* _EXERCISE DIRECTIONS_:
Copy out all the lines in the records that include the word "JSON".
>> START RECORDS TO USE
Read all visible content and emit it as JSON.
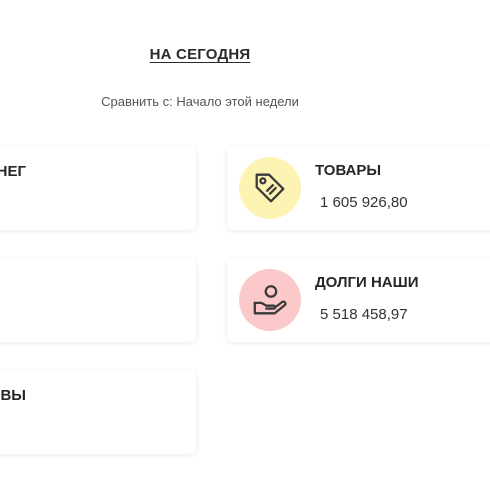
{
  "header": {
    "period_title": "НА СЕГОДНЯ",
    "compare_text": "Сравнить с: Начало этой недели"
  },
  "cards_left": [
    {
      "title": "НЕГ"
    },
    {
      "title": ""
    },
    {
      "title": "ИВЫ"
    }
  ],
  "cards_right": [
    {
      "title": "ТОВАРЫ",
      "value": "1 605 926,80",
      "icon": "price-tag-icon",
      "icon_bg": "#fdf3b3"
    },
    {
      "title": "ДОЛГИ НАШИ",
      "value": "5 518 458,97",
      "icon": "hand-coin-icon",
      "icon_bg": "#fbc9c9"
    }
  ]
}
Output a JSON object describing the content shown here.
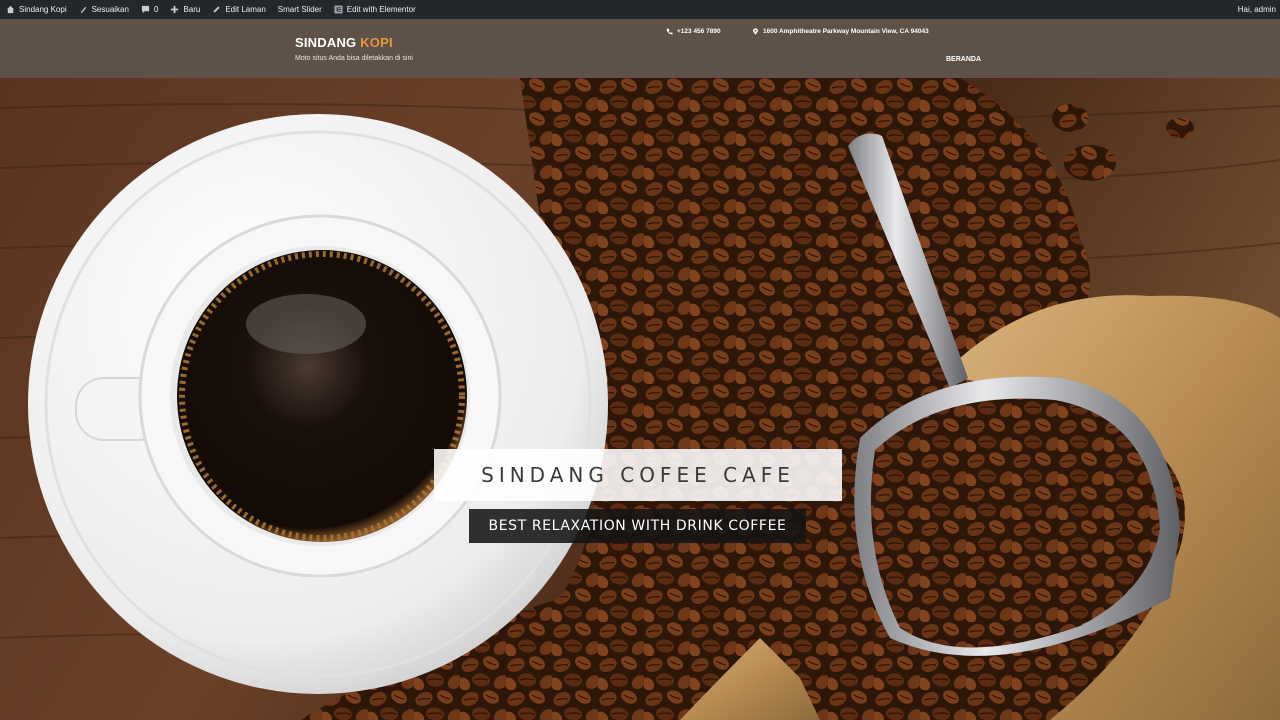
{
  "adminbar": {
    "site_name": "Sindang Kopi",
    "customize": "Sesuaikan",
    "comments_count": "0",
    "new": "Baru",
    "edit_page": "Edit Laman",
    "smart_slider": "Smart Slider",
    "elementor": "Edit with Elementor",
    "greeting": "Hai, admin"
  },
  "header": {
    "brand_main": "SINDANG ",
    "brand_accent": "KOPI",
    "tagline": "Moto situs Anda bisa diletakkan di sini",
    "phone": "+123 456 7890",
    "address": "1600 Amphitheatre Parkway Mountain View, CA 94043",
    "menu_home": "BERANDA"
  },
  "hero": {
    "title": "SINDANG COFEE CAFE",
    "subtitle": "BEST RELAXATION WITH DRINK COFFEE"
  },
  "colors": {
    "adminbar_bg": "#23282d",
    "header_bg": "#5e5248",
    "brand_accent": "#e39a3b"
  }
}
>> END RECORDS TO USE
* _SOLUTION BELOW_:
Read all visible content and emit it as JSON.
Output a JSON object describing the content shown here.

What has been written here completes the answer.